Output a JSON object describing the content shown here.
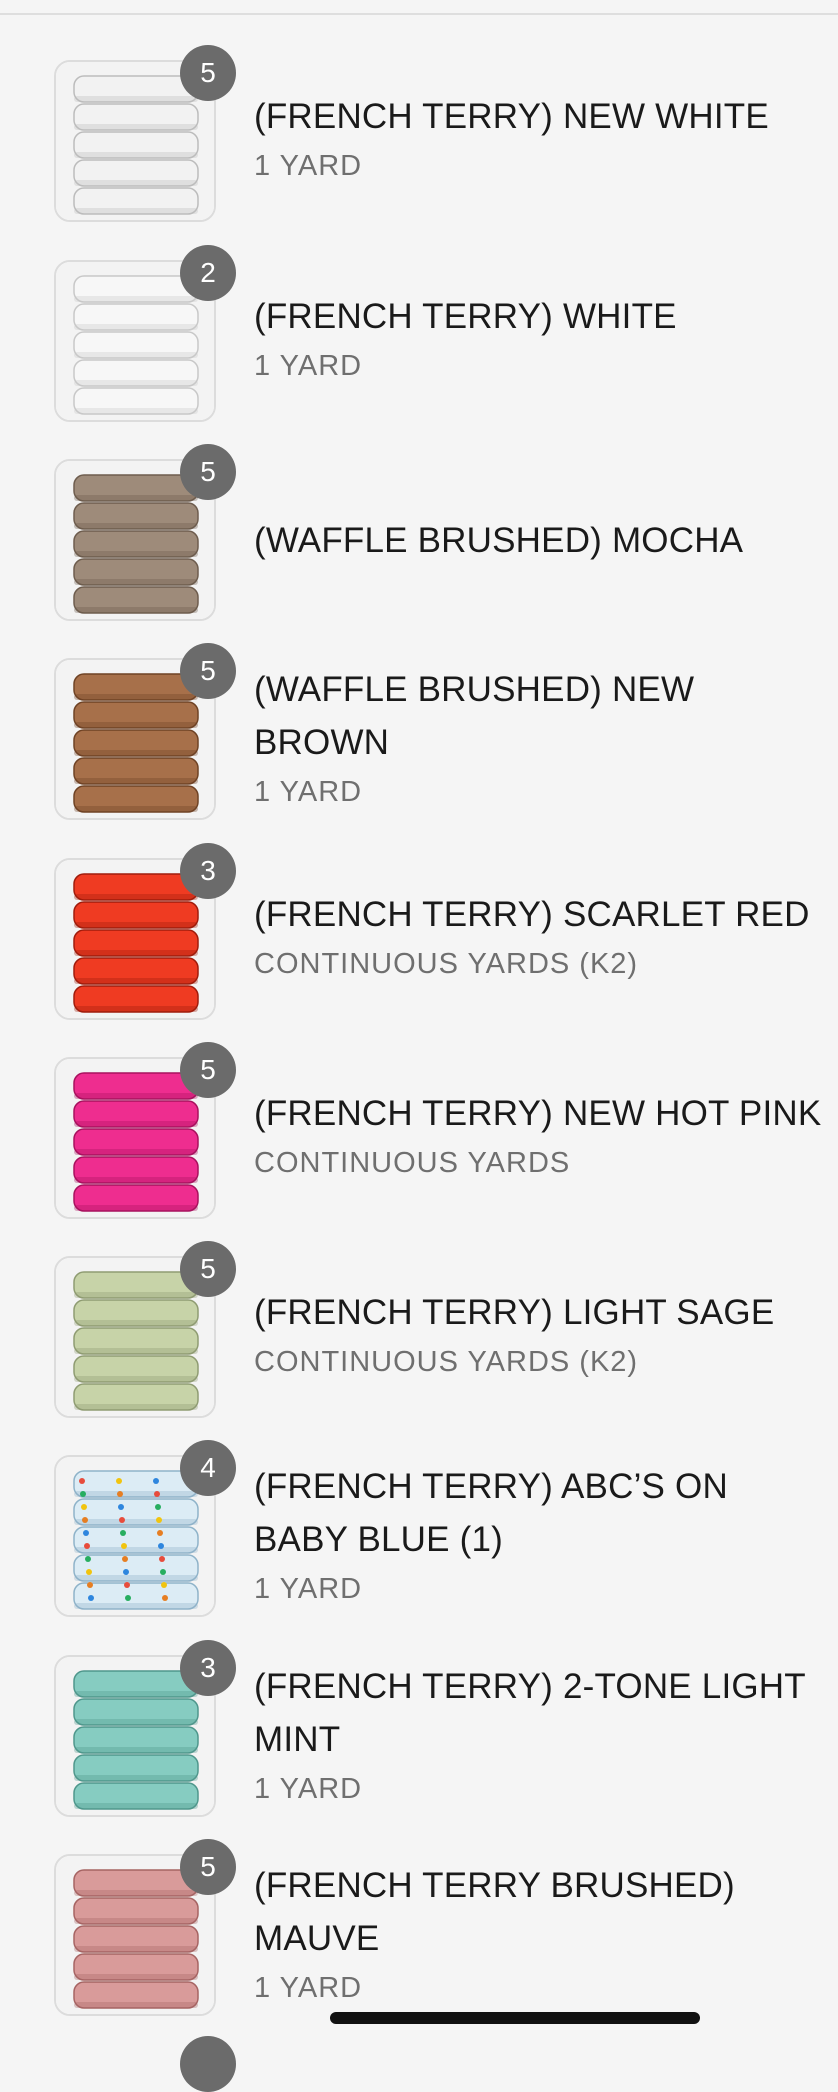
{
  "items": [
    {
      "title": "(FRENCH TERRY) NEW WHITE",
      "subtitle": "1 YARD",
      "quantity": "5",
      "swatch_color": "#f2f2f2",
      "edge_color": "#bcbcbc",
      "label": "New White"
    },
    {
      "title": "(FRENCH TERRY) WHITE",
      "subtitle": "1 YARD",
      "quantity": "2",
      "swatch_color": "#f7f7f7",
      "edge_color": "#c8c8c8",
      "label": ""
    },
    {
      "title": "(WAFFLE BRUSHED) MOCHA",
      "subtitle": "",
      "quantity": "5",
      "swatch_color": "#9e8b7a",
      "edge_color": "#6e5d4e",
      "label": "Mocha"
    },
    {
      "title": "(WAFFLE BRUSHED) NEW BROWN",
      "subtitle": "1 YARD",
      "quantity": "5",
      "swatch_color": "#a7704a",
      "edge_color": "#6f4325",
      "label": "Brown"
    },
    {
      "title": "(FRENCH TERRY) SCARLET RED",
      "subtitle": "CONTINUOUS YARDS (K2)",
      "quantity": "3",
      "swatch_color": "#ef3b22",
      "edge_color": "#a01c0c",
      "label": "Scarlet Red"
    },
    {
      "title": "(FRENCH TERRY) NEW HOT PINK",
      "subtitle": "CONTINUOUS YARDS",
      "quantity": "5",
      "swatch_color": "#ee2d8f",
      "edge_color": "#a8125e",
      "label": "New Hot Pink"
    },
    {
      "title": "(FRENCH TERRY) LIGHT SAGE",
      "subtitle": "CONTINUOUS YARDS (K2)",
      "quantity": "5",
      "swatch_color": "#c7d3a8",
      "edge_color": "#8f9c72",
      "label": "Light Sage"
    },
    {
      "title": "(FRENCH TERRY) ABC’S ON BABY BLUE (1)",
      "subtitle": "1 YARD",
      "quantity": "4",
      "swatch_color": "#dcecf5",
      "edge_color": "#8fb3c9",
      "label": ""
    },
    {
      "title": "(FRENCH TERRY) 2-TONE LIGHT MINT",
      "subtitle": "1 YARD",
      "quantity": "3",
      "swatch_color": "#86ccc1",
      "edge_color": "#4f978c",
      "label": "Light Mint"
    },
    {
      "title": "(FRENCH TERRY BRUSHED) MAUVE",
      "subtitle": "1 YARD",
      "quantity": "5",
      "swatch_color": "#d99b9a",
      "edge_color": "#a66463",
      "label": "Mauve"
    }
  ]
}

Written request — Transcribe the whole listing exactly. Pictures stay out of your copy.

Reply to the task —
Output a JSON object describing the content shown here.
{
  "items": [
    {
      "title": "(FRENCH TERRY) NEW WHITE",
      "subtitle": "1 YARD",
      "quantity": "5",
      "swatch_color": "#f2f2f2",
      "edge_color": "#bcbcbc",
      "label": "New White"
    },
    {
      "title": "(FRENCH TERRY) WHITE",
      "subtitle": "1 YARD",
      "quantity": "2",
      "swatch_color": "#f7f7f7",
      "edge_color": "#c8c8c8",
      "label": ""
    },
    {
      "title": "(WAFFLE BRUSHED) MOCHA",
      "subtitle": "",
      "quantity": "5",
      "swatch_color": "#9e8b7a",
      "edge_color": "#6e5d4e",
      "label": "Mocha"
    },
    {
      "title": "(WAFFLE BRUSHED) NEW BROWN",
      "subtitle": "1 YARD",
      "quantity": "5",
      "swatch_color": "#a7704a",
      "edge_color": "#6f4325",
      "label": "Brown"
    },
    {
      "title": "(FRENCH TERRY) SCARLET RED",
      "subtitle": "CONTINUOUS YARDS (K2)",
      "quantity": "3",
      "swatch_color": "#ef3b22",
      "edge_color": "#a01c0c",
      "label": "Scarlet Red"
    },
    {
      "title": "(FRENCH TERRY) NEW HOT PINK",
      "subtitle": "CONTINUOUS YARDS",
      "quantity": "5",
      "swatch_color": "#ee2d8f",
      "edge_color": "#a8125e",
      "label": "New Hot Pink"
    },
    {
      "title": "(FRENCH TERRY) LIGHT SAGE",
      "subtitle": "CONTINUOUS YARDS (K2)",
      "quantity": "5",
      "swatch_color": "#c7d3a8",
      "edge_color": "#8f9c72",
      "label": "Light Sage"
    },
    {
      "title": "(FRENCH TERRY) ABC’S ON BABY BLUE (1)",
      "subtitle": "1 YARD",
      "quantity": "4",
      "swatch_color": "#dcecf5",
      "edge_color": "#8fb3c9",
      "label": ""
    },
    {
      "title": "(FRENCH TERRY) 2-TONE LIGHT MINT",
      "subtitle": "1 YARD",
      "quantity": "3",
      "swatch_color": "#86ccc1",
      "edge_color": "#4f978c",
      "label": "Light Mint"
    },
    {
      "title": "(FRENCH TERRY BRUSHED) MAUVE",
      "subtitle": "1 YARD",
      "quantity": "5",
      "swatch_color": "#d99b9a",
      "edge_color": "#a66463",
      "label": "Mauve"
    }
  ]
}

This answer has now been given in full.